-- Start RECORDS PROVIDED --

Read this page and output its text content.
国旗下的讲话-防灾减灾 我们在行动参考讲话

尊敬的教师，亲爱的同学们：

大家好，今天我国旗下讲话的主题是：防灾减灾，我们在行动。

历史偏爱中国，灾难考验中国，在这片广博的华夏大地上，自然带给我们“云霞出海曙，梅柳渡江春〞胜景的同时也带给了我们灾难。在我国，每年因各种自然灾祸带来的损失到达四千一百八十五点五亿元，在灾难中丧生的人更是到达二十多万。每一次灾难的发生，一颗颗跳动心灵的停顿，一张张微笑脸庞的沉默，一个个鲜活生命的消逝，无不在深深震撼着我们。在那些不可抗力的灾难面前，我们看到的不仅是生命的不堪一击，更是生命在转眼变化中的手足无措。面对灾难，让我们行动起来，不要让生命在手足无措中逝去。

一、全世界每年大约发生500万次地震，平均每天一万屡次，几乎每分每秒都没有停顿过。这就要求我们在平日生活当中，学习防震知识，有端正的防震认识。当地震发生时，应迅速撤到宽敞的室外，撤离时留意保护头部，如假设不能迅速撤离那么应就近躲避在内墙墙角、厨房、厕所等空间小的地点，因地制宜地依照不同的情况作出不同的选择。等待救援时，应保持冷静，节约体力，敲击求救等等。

-- End RECORDS PROVIDED --

> WHAT YOU NEED TO DO: Can you reproduce all the material exactly?

> RESPONSE BELOW:
Read this page and output its text content.
国旗下的讲话-防灾减灾 我们在行动参考讲话

尊敬的教师，亲爱的同学们：

大家好，今天我国旗下讲话的主题是：防灾减灾，我们在行动。

历史偏爱中国，灾难考验中国，在这片广博的华夏大地上，自然带给我们“云霞出海曙，梅柳渡江春〞胜景的同时也带给了我们灾难。在我国，每年因各种自然灾祸带来的损失到达四千一百八十五点五亿元，在灾难中丧生的人更是到达二十多万。每一次灾难的发生，一颗颗跳动心灵的停顿，一张张微笑脸庞的沉默，一个个鲜活生命的消逝，无不在深深震撼着我们。在那些不可抗力的灾难面前，我们看到的不仅是生命的不堪一击，更是生命在转眼变化中的手足无措。面对灾难，让我们行动起来，不要让生命在手足无措中逝去。

一、全世界每年大约发生500万次地震，平均每天一万屡次，几乎每分每秒都没有停顿过。这就要求我们在平日生活当中，学习防震知识，有端正的防震认识。当地震发生时，应迅速撤到宽敞的室外，撤离时留意保护头部，如假设不能迅速撤离那么应就近躲避在内墙墙角、厨房、厕所等空间小的地点，因地制宜地依照不同的情况作出不同的选择。等待救援时，应保持冷静，节约体力，敲击求救等等。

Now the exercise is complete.